— INSTRUCTION —
Identify the lines that contain the string "Units" and copy all of them.

──────── DATA LISTING

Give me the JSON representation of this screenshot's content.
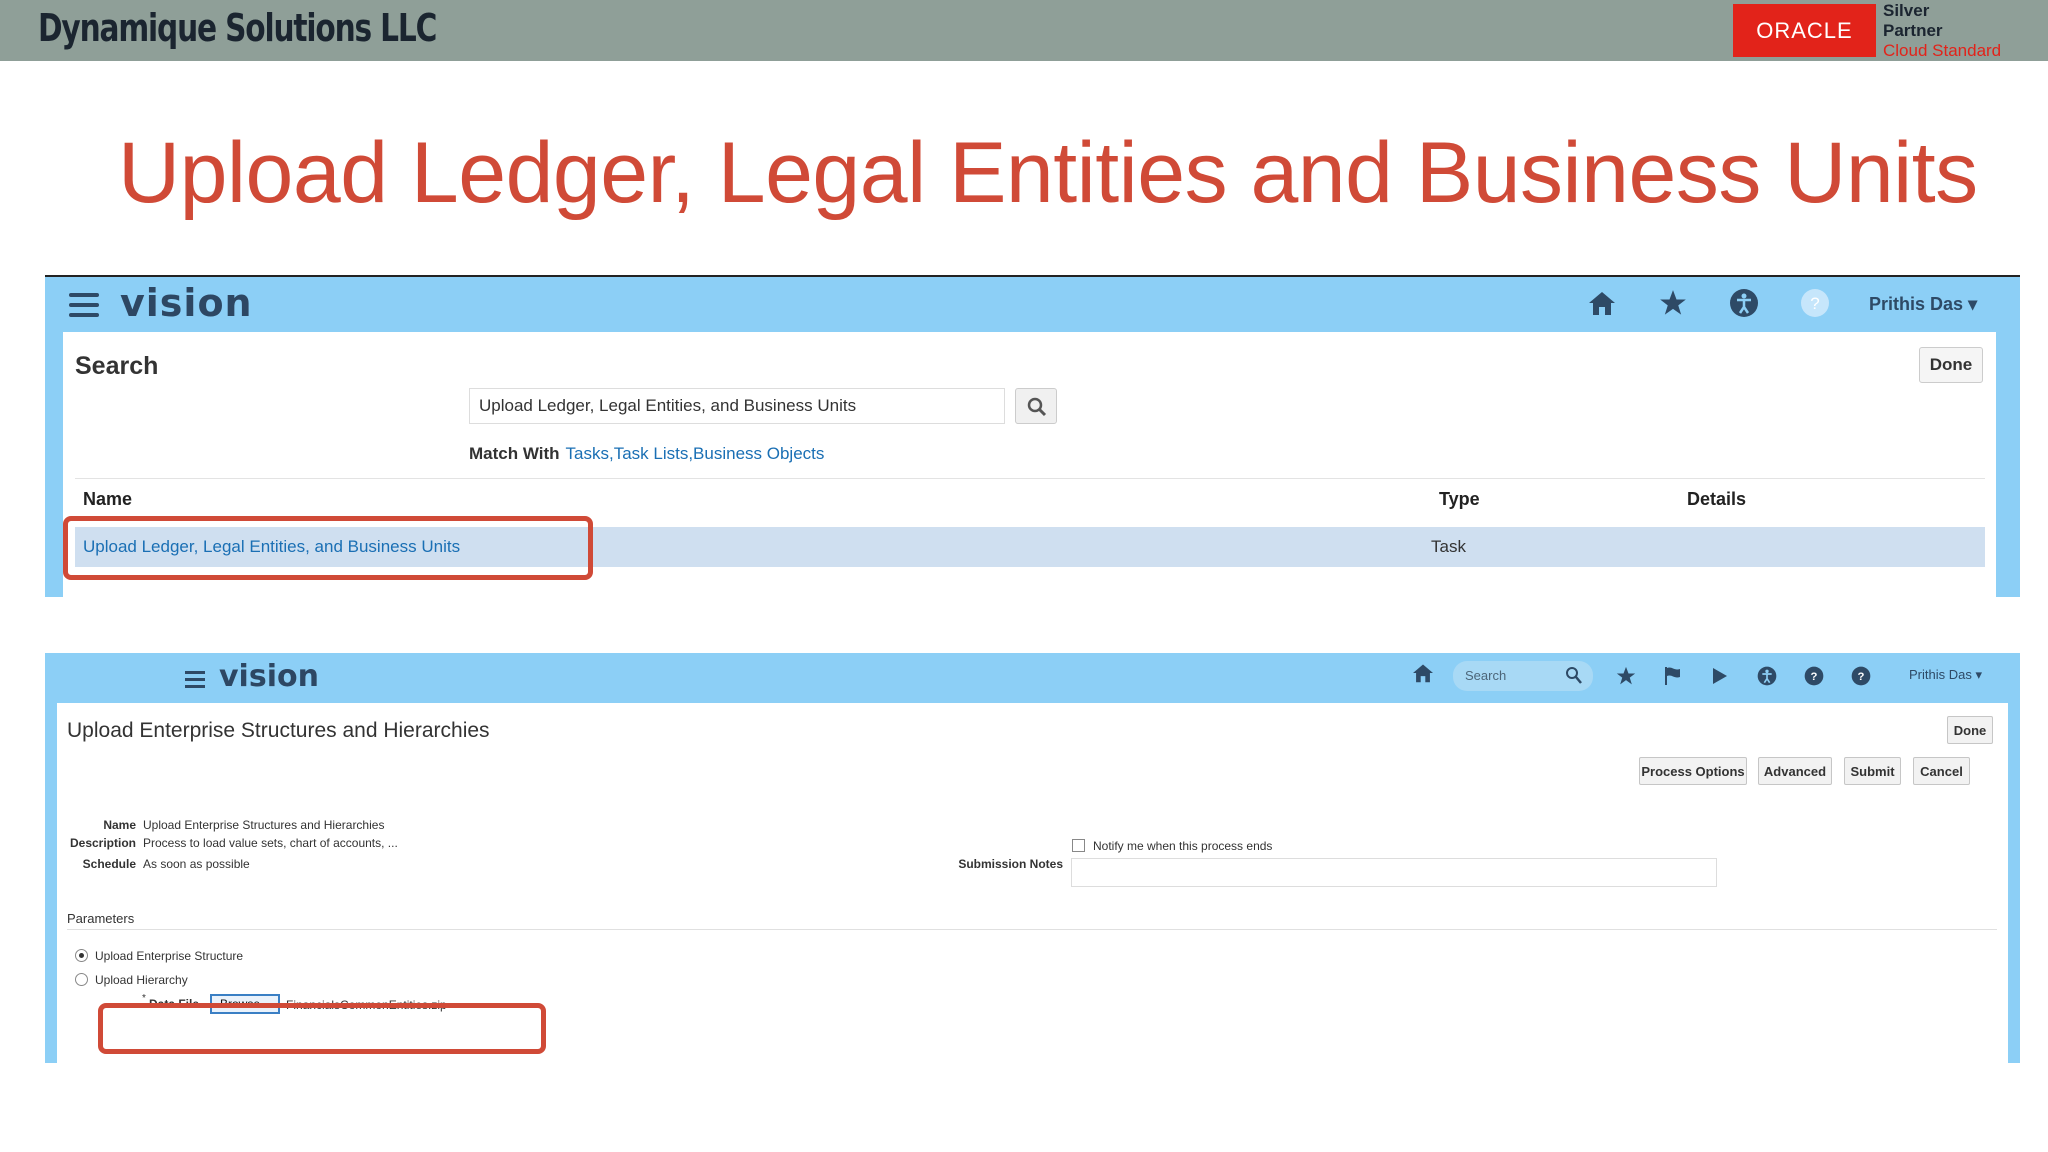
{
  "header": {
    "company": "Dynamique Solutions LLC",
    "oracle_logo": "ORACLE",
    "partner_line1": "Silver",
    "partner_line2": "Partner",
    "partner_line3": "Cloud Standard"
  },
  "slide_title": "Upload Ledger, Legal Entities and Business Units",
  "screen1": {
    "app_logo": "vision",
    "icons": [
      "menu-icon",
      "home-icon",
      "star-icon",
      "accessibility-icon",
      "help-icon"
    ],
    "help_glyph": "?",
    "user": "Prithis Das",
    "page_title": "Search",
    "done_label": "Done",
    "search_value": "Upload Ledger, Legal Entities, and Business Units",
    "match_label": "Match With",
    "match_links": "Tasks,Task Lists,Business Objects",
    "columns": [
      "Name",
      "Type",
      "Details"
    ],
    "rows": [
      {
        "name": "Upload Ledger, Legal Entities, and Business Units",
        "type": "Task"
      }
    ]
  },
  "screen2": {
    "app_logo": "vision",
    "search_placeholder": "Search",
    "icons": [
      "menu-icon",
      "home-icon",
      "search-icon",
      "star-icon",
      "flag-icon",
      "bell-icon",
      "accessibility-icon",
      "help-icon",
      "help-icon"
    ],
    "help_glyph": "?",
    "user": "Prithis Das",
    "page_title": "Upload Enterprise Structures and Hierarchies",
    "done_label": "Done",
    "buttons": {
      "process_options": "Process Options",
      "advanced": "Advanced",
      "submit": "Submit",
      "cancel": "Cancel"
    },
    "fields": {
      "name_label": "Name",
      "name_value": "Upload Enterprise Structures and Hierarchies",
      "description_label": "Description",
      "description_value": "Process to load value sets, chart of accounts, ...",
      "schedule_label": "Schedule",
      "schedule_value": "As soon as possible",
      "notify_label": "Notify me when this process ends",
      "submission_notes_label": "Submission Notes"
    },
    "parameters_label": "Parameters",
    "radio_options": [
      {
        "label": "Upload Enterprise Structure",
        "selected": true
      },
      {
        "label": "Upload Hierarchy",
        "selected": false
      }
    ],
    "required_mark": "*",
    "data_file_label": "Data File",
    "browse_label": "Browse...",
    "data_file_value": "FinancialsCommonEntities.zip"
  }
}
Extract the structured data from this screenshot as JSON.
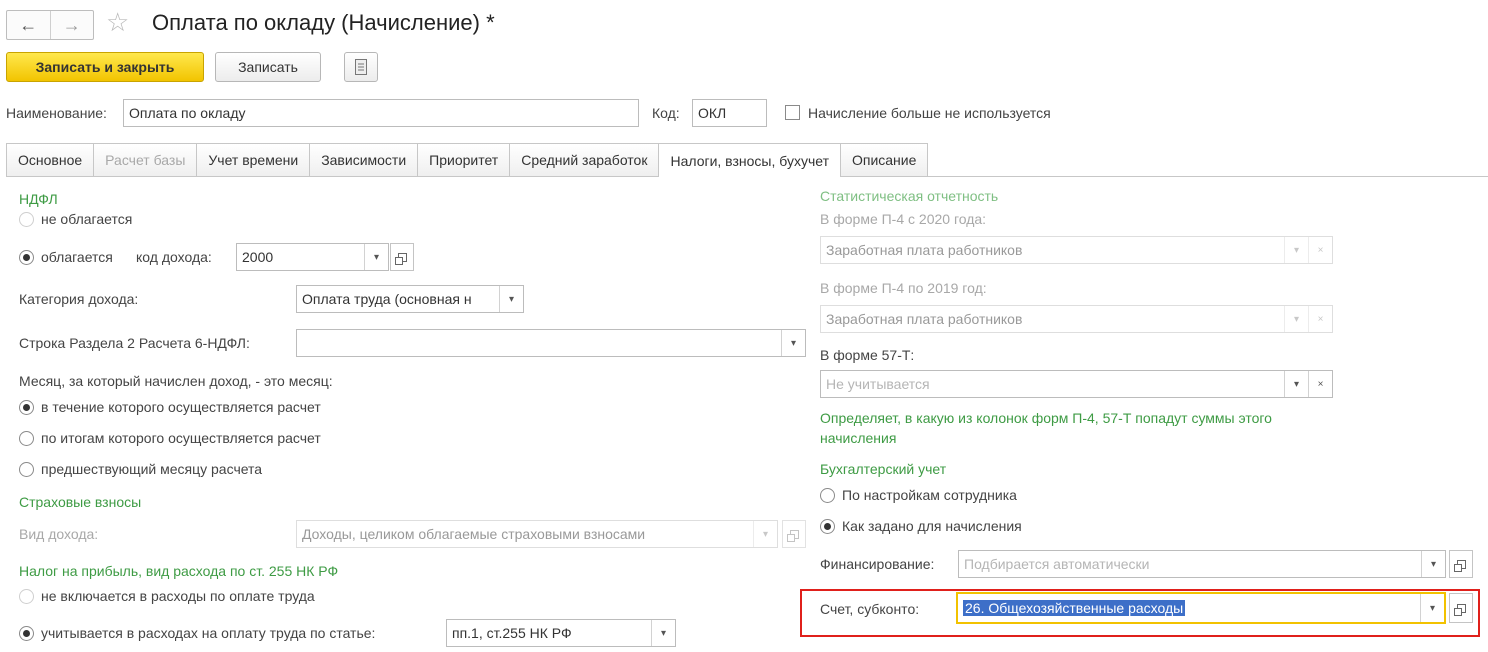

────────────────

— ANSWER —
  "slide_title": "Upload Ledger, Legal Entities and Business Units",
    "search_value": "Upload Ledger, Legal Entities, and Business Units",
        "name": "Upload Ledger, Legal Entities, and Business Units",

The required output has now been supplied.